Items from a figure collection
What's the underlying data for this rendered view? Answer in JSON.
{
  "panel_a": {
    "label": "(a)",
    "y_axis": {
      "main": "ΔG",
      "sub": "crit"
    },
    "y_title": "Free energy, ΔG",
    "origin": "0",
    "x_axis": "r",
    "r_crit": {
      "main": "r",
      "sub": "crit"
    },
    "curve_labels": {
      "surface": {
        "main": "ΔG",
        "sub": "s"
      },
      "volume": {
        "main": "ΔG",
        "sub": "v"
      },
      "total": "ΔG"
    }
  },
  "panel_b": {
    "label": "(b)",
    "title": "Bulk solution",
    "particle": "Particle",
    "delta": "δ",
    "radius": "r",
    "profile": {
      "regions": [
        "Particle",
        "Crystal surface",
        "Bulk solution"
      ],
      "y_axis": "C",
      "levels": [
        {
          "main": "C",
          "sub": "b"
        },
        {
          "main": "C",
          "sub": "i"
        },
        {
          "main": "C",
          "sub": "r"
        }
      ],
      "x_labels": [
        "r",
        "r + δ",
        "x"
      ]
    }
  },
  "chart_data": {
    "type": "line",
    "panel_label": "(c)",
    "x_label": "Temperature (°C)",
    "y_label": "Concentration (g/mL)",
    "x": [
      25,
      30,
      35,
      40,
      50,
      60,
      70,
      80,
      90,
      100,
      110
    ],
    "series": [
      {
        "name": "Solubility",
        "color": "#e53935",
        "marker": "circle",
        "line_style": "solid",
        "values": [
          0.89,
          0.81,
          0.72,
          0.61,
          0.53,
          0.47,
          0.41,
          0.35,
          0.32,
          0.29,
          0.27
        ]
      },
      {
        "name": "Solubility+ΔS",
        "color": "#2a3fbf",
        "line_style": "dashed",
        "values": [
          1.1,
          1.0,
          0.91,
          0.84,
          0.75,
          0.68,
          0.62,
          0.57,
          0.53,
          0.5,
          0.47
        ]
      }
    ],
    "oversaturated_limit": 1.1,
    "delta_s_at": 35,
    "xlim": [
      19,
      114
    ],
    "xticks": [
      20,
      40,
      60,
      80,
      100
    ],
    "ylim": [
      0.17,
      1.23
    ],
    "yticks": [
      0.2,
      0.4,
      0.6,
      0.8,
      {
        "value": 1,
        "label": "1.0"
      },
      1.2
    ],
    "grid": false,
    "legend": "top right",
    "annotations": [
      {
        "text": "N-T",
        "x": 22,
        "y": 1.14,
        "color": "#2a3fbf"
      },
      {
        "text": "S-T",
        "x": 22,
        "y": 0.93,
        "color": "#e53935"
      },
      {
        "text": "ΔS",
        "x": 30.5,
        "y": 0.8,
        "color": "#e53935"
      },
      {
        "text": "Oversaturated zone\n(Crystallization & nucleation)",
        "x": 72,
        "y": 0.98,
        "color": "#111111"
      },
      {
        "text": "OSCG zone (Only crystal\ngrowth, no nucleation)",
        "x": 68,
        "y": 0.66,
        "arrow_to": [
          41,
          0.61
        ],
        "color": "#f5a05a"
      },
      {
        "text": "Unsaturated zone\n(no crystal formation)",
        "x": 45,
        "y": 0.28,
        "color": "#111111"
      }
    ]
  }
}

...

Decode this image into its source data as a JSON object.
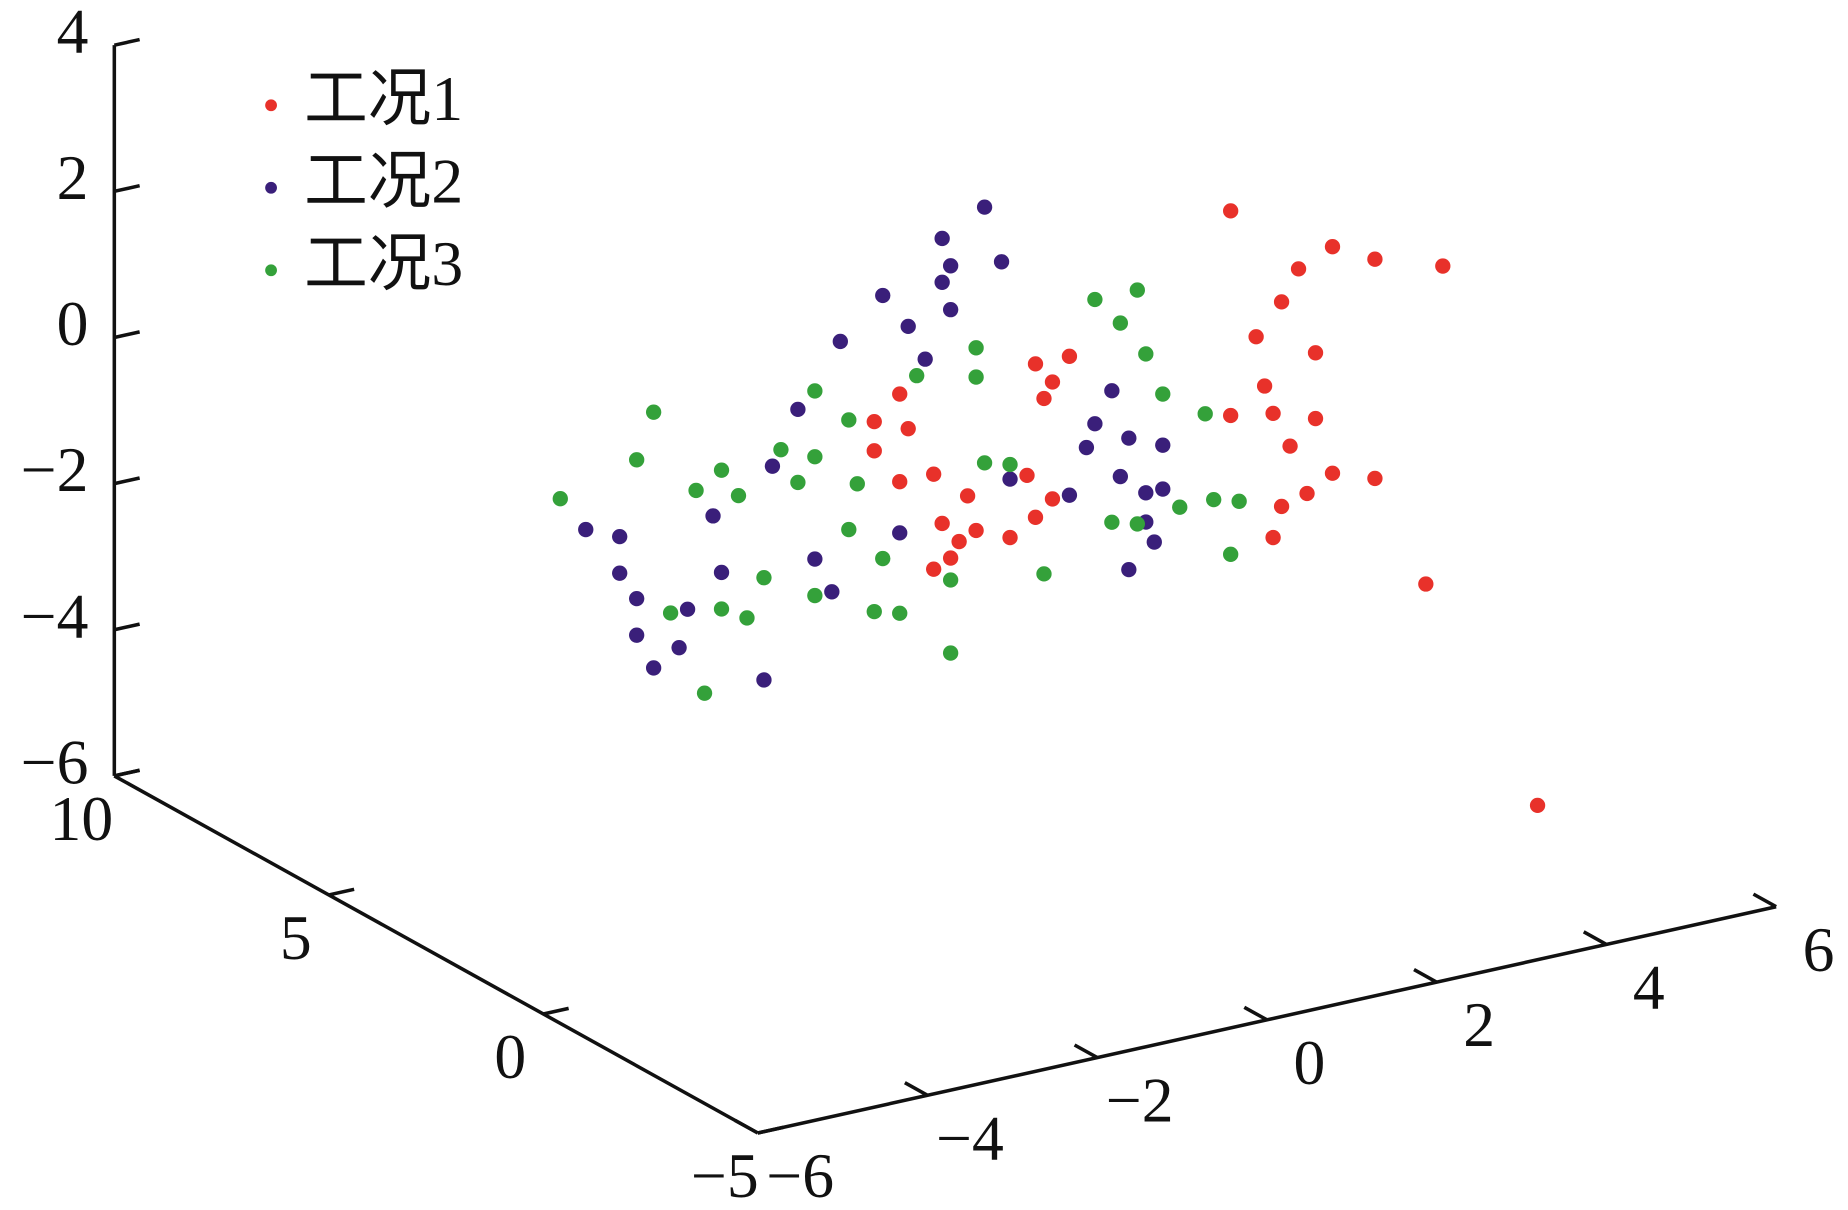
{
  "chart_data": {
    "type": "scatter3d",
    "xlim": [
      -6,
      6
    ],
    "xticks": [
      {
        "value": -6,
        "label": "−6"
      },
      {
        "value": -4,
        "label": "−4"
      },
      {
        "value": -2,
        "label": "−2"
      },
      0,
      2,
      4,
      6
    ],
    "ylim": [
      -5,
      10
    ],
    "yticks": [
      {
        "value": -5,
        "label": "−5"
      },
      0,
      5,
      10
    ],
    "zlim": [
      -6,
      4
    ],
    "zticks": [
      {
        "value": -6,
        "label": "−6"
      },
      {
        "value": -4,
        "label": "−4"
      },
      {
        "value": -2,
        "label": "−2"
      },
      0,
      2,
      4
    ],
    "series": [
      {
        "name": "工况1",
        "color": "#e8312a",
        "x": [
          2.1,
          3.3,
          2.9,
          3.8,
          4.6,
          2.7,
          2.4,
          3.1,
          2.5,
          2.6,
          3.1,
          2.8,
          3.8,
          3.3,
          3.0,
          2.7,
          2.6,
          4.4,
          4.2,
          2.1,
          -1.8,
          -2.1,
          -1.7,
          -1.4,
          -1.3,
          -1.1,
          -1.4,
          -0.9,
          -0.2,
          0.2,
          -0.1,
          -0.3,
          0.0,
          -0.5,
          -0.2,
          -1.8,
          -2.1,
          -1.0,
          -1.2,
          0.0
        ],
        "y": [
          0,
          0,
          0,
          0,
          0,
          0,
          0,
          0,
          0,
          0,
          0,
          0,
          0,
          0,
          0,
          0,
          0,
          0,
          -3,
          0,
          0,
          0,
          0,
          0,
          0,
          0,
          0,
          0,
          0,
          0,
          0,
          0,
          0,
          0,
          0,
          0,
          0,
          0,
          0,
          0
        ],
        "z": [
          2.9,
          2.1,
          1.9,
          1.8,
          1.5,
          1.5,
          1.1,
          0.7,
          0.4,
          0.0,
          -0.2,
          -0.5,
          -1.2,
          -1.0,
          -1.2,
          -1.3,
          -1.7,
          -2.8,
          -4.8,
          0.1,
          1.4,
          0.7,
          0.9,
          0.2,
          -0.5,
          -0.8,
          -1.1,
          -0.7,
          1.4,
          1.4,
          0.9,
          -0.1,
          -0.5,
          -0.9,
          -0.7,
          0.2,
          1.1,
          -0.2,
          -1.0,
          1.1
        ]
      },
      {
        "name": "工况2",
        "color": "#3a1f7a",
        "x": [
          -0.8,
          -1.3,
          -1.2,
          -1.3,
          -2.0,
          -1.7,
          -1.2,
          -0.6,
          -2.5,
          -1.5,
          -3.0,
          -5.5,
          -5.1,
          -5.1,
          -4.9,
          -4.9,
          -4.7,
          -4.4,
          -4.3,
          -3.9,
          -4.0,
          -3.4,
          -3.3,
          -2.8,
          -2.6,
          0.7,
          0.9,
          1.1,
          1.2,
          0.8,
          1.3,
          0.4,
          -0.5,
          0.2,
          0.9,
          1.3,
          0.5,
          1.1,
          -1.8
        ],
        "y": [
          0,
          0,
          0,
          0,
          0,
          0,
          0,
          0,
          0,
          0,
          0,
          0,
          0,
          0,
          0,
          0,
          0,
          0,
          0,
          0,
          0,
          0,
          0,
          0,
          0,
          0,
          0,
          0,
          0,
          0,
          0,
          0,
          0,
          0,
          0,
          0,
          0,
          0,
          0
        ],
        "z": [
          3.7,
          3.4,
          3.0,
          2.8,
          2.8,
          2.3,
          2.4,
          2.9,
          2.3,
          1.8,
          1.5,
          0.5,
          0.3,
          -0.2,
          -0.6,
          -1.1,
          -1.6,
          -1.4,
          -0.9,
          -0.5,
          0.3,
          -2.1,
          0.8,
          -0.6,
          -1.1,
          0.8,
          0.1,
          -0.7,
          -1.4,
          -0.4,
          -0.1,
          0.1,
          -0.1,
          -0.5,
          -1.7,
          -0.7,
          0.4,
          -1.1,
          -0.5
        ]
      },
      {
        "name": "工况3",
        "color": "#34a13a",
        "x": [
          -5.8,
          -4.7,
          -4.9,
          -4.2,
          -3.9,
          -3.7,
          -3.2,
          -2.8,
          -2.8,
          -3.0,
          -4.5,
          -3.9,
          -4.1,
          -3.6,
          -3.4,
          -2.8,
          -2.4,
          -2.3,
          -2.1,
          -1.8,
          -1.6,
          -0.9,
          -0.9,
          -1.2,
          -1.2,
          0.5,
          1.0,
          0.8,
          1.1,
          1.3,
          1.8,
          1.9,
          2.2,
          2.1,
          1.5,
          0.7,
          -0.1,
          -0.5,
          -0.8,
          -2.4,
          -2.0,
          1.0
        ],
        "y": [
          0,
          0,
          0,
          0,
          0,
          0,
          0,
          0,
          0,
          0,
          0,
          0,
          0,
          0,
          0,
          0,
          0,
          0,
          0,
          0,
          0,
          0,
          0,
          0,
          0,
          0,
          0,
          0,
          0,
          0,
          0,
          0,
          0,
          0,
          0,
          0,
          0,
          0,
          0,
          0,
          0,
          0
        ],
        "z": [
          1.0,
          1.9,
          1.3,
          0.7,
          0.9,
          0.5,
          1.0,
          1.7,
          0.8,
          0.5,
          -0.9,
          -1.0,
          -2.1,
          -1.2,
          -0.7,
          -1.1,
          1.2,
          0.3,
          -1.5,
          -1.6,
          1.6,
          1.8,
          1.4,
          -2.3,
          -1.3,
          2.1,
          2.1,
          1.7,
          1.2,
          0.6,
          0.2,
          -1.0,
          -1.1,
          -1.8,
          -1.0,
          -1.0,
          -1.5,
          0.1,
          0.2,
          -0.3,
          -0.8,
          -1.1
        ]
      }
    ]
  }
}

To be done »
Examine the records and report how many lines contain the string "zone". Only the number should be given.

Answer to this task »
3